[STORED ROWS start]

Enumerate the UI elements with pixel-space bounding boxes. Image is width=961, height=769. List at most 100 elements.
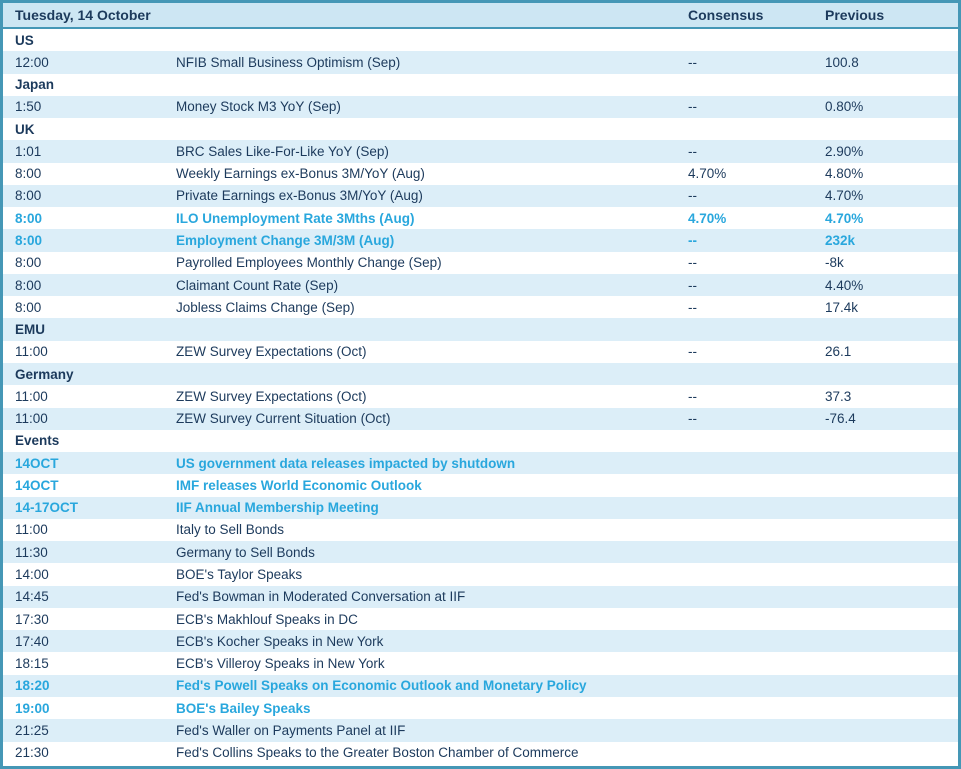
event-cell: ECB's Makhlouf Speaks in DC bbox=[176, 611, 358, 627]
section-label: US bbox=[15, 32, 34, 48]
event-cell: Payrolled Employees Monthly Change (Sep) bbox=[176, 255, 442, 271]
time-cell: 14-17OCT bbox=[15, 500, 79, 516]
event-cell: Fed's Powell Speaks on Economic Outlook … bbox=[176, 678, 587, 694]
column-header-consensus: Consensus bbox=[688, 7, 764, 23]
table-row: 14:45 Fed's Bowman in Moderated Conversat… bbox=[3, 585, 958, 608]
table-row: 12:00 NFIB Small Business Optimism (Sep) -… bbox=[3, 51, 958, 74]
event-cell: Germany to Sell Bonds bbox=[176, 544, 315, 560]
consensus-cell: -- bbox=[688, 277, 697, 293]
time-cell: 21:25 bbox=[15, 722, 49, 738]
table-row: 11:00 ZEW Survey Expectations (Oct) -- 37.3 bbox=[3, 385, 958, 408]
time-cell: 8:00 bbox=[15, 166, 42, 182]
table-row: 21:25 Fed's Waller on Payments Panel at I… bbox=[3, 719, 958, 742]
consensus-cell: -- bbox=[688, 344, 697, 360]
previous-cell: 4.80% bbox=[825, 166, 864, 182]
section-label: EMU bbox=[15, 322, 45, 338]
table-row: 8:00 Weekly Earnings ex-Bonus 3M/YoY (Aug… bbox=[3, 162, 958, 185]
table-row: 17:40 ECB's Kocher Speaks in New York bbox=[3, 630, 958, 653]
time-cell: 11:00 bbox=[15, 522, 48, 538]
table-row: 19:00 BOE's Bailey Speaks bbox=[3, 696, 958, 720]
event-cell: US government data releases impacted by … bbox=[176, 455, 516, 471]
consensus-cell: -- bbox=[688, 388, 697, 404]
section-row: EMU bbox=[3, 318, 958, 341]
event-cell: ZEW Survey Expectations (Oct) bbox=[176, 344, 367, 360]
event-cell: Private Earnings ex-Bonus 3M/YoY (Aug) bbox=[176, 188, 423, 204]
event-cell: Claimant Count Rate (Sep) bbox=[176, 277, 339, 293]
time-cell: 11:00 bbox=[15, 344, 48, 360]
event-cell: Italy to Sell Bonds bbox=[176, 522, 285, 538]
previous-cell: 0.80% bbox=[825, 99, 864, 115]
event-cell: Fed's Waller on Payments Panel at IIF bbox=[176, 722, 406, 738]
time-cell: 21:30 bbox=[15, 745, 49, 761]
event-cell: ECB's Kocher Speaks in New York bbox=[176, 633, 384, 649]
time-cell: 8:00 bbox=[15, 299, 42, 315]
table-row: 14OCT IMF releases World Economic Outlook bbox=[3, 474, 958, 497]
table-row: 8:00 Private Earnings ex-Bonus 3M/YoY (Au… bbox=[3, 184, 958, 208]
event-cell: Employment Change 3M/3M (Aug) bbox=[176, 233, 395, 249]
consensus-cell: -- bbox=[688, 233, 697, 249]
table-row: 14OCT US government data releases impacte… bbox=[3, 452, 958, 475]
consensus-cell: -- bbox=[688, 188, 697, 204]
event-cell: BOE's Bailey Speaks bbox=[176, 700, 311, 716]
section-row: UK bbox=[3, 118, 958, 141]
previous-cell: 100.8 bbox=[825, 54, 859, 70]
event-cell: ILO Unemployment Rate 3Mths (Aug) bbox=[176, 210, 415, 226]
event-cell: Jobless Claims Change (Sep) bbox=[176, 299, 355, 315]
consensus-cell: -- bbox=[688, 54, 697, 70]
time-cell: 1:01 bbox=[15, 143, 42, 159]
consensus-cell: -- bbox=[688, 255, 697, 271]
previous-cell: -8k bbox=[825, 255, 844, 271]
time-cell: 17:40 bbox=[15, 633, 49, 649]
table-row: 18:15 ECB's Villeroy Speaks in New York bbox=[3, 652, 958, 675]
table-row: 8:00 Claimant Count Rate (Sep) -- 4.40% bbox=[3, 273, 958, 297]
table-row: 8:00 Jobless Claims Change (Sep) -- 17.4k bbox=[3, 296, 958, 319]
event-cell: Weekly Earnings ex-Bonus 3M/YoY (Aug) bbox=[176, 166, 425, 182]
table-row: 14-17OCT IIF Annual Membership Meeting bbox=[3, 496, 958, 519]
consensus-cell: 4.70% bbox=[688, 166, 727, 182]
table-row: 14:00 BOE's Taylor Speaks bbox=[3, 563, 958, 586]
table-row: 17:30 ECB's Makhlouf Speaks in DC bbox=[3, 607, 958, 631]
time-cell: 14OCT bbox=[15, 477, 59, 493]
column-header-previous: Previous bbox=[825, 7, 885, 23]
consensus-cell: -- bbox=[688, 411, 697, 427]
section-row: Japan bbox=[3, 73, 958, 96]
previous-cell: 232k bbox=[825, 233, 856, 249]
consensus-cell: -- bbox=[688, 143, 697, 159]
event-cell: ZEW Survey Expectations (Oct) bbox=[176, 388, 367, 404]
table-title: Tuesday, 14 October bbox=[15, 7, 151, 23]
section-row: Germany bbox=[3, 362, 958, 386]
section-label: UK bbox=[15, 121, 35, 137]
table-header-row: Tuesday, 14 October Consensus Previous bbox=[3, 3, 958, 29]
event-cell: ZEW Survey Current Situation (Oct) bbox=[176, 411, 391, 427]
section-label: Germany bbox=[15, 366, 74, 382]
time-cell: 18:20 bbox=[15, 678, 50, 694]
event-cell: Money Stock M3 YoY (Sep) bbox=[176, 99, 341, 115]
table-row: 21:30 Fed's Collins Speaks to the Greater… bbox=[3, 741, 958, 764]
event-cell: BRC Sales Like-For-Like YoY (Sep) bbox=[176, 143, 389, 159]
time-cell: 1:50 bbox=[15, 99, 42, 115]
table-row: 1:50 Money Stock M3 YoY (Sep) -- 0.80% bbox=[3, 95, 958, 119]
consensus-cell: -- bbox=[688, 99, 697, 115]
section-label: Japan bbox=[15, 77, 55, 93]
table-body: US 12:00 NFIB Small Business Optimism (Sep… bbox=[3, 29, 958, 764]
previous-cell: 4.70% bbox=[825, 188, 864, 204]
time-cell: 8:00 bbox=[15, 188, 42, 204]
event-cell: Fed's Bowman in Moderated Conversation a… bbox=[176, 589, 466, 605]
time-cell: 11:00 bbox=[15, 388, 48, 404]
consensus-cell: 4.70% bbox=[688, 210, 727, 226]
previous-cell: 37.3 bbox=[825, 388, 852, 404]
time-cell: 11:30 bbox=[15, 544, 48, 560]
time-cell: 14:00 bbox=[15, 567, 49, 582]
table-row: 8:00 Payrolled Employees Monthly Change (… bbox=[3, 251, 958, 274]
previous-cell: 2.90% bbox=[825, 143, 864, 159]
section-row: Events bbox=[3, 429, 958, 453]
table-row: 18:20 Fed's Powell Speaks on Economic Out… bbox=[3, 674, 958, 697]
table-row: 1:01 BRC Sales Like-For-Like YoY (Sep) -- 2… bbox=[3, 140, 958, 163]
time-cell: 17:30 bbox=[15, 611, 49, 627]
time-cell: 18:15 bbox=[15, 656, 49, 672]
event-cell: IMF releases World Economic Outlook bbox=[176, 477, 422, 493]
table-row: 8:00 ILO Unemployment Rate 3Mths (Aug) 4.7… bbox=[3, 207, 958, 230]
table-row: 11:00 Italy to Sell Bonds bbox=[3, 518, 958, 542]
table-row: 8:00 Employment Change 3M/3M (Aug) -- 232k bbox=[3, 229, 958, 252]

[STORED ROWS end]

▶ YOUR TASK: From the records above, pick out and copy each line containing the string "Change". Count a line only when the capitalization matches.

▶ RESPONSE FOR THIS EXERCISE:
event-cell: Payrolled Employees Monthly Change (Sep) bbox=[176, 255, 442, 271]
event-cell: Employment Change 3M/3M (Aug) bbox=[176, 233, 395, 249]
event-cell: Jobless Claims Change (Sep) bbox=[176, 299, 355, 315]
table-row: 8:00 Jobless Claims Change (Sep) -- 17.4k bbox=[3, 296, 958, 319]
table-row: 8:00 Payrolled Employees Monthly Change (… bbox=[3, 251, 958, 274]
table-row: 8:00 Employment Change 3M/3M (Aug) -- 232k bbox=[3, 229, 958, 252]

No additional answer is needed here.